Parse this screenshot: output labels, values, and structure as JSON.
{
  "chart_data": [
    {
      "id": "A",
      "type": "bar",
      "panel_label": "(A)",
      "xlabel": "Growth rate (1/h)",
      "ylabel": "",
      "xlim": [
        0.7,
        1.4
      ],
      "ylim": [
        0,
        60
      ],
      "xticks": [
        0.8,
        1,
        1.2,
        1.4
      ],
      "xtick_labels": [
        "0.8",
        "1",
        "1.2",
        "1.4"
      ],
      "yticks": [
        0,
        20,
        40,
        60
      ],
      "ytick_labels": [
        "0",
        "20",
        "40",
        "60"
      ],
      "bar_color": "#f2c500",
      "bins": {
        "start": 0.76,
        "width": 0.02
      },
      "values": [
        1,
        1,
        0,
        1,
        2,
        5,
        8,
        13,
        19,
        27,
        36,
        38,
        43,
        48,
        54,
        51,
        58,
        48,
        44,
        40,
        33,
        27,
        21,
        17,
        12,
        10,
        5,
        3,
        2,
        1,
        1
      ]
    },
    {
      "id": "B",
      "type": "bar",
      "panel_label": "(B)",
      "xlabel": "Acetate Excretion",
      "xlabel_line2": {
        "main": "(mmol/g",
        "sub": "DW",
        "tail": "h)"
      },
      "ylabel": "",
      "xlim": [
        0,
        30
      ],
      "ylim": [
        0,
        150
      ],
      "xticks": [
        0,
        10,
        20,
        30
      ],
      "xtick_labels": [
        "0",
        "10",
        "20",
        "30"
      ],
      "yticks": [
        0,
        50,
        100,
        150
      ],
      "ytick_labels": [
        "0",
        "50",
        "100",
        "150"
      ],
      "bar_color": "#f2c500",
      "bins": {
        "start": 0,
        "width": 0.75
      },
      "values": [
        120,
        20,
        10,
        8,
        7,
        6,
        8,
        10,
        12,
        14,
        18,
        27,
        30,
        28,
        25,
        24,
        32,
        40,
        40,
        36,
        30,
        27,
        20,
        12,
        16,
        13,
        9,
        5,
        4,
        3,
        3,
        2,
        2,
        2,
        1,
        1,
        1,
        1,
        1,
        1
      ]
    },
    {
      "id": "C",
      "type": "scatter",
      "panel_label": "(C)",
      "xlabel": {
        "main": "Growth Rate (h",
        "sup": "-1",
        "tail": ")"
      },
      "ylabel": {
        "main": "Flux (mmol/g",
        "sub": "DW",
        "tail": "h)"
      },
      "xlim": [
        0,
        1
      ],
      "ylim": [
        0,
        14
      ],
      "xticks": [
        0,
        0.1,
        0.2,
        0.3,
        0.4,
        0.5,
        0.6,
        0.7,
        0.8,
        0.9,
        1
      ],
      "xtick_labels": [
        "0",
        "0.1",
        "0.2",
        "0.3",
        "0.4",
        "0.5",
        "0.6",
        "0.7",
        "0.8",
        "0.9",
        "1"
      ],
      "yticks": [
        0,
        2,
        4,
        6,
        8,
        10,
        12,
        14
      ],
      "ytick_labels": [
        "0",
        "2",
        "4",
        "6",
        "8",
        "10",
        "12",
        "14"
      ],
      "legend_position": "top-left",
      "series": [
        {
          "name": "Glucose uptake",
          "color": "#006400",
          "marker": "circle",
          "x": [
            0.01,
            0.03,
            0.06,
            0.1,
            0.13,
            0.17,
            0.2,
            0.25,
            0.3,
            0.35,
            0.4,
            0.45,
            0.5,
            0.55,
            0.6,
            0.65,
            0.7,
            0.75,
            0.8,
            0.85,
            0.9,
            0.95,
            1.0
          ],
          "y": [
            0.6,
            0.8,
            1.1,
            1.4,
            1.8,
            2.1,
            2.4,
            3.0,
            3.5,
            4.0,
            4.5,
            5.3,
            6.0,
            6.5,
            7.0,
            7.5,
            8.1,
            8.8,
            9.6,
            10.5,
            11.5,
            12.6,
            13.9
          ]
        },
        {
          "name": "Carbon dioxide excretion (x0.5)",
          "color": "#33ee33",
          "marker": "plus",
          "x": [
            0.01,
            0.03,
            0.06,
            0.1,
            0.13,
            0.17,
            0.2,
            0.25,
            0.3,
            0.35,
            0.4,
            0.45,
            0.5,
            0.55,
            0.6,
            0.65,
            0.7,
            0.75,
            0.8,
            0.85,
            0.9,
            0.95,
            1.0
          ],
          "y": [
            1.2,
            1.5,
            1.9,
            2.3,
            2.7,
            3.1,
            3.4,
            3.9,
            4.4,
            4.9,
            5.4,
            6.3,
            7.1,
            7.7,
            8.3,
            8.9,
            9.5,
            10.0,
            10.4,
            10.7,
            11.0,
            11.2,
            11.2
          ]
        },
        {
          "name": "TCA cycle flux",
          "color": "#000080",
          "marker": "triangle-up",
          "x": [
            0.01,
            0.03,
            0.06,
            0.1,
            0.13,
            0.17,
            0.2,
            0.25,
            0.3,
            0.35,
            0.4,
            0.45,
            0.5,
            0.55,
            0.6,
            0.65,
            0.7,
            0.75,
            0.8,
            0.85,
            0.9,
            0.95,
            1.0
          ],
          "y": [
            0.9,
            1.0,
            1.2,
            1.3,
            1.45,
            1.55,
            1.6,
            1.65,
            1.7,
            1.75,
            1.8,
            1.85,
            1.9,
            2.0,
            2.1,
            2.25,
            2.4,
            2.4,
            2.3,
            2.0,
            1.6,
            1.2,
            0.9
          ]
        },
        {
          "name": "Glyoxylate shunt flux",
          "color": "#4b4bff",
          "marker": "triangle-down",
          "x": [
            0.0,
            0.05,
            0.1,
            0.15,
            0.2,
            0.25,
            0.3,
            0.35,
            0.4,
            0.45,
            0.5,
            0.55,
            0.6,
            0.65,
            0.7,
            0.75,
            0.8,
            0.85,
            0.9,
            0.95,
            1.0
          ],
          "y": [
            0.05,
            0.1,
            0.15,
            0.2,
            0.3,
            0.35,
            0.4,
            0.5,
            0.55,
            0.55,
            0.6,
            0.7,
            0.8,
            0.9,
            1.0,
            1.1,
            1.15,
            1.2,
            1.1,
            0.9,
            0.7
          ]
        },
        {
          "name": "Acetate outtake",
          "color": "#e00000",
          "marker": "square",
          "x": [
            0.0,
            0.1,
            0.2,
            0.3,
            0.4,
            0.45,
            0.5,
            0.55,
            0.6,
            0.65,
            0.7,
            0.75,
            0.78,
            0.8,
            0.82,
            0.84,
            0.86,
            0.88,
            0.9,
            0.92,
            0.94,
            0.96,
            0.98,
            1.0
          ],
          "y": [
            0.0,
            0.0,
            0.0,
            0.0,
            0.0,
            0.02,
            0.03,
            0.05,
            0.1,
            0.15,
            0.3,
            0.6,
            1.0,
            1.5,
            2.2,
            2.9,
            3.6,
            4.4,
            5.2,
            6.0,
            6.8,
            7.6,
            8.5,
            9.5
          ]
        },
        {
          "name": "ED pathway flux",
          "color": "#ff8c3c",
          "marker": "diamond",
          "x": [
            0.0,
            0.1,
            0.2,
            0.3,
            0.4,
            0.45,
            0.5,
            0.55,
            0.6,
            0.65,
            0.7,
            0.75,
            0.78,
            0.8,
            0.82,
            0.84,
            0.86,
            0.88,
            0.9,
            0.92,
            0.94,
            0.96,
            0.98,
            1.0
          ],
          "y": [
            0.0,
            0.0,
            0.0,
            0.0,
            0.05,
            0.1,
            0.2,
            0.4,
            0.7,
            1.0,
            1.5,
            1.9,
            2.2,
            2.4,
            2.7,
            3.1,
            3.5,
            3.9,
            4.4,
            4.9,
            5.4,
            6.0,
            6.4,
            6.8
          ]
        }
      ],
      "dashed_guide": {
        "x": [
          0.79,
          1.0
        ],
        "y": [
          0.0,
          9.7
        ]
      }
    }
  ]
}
※
## Short problem:
Read through the data and copy every line where "marker" shows up.

## Result of the exercise:
          "marker": "circle",
          "marker": "plus",
          "marker": "triangle-up",
          "marker": "triangle-down",
          "marker": "square",
          "marker": "diamond",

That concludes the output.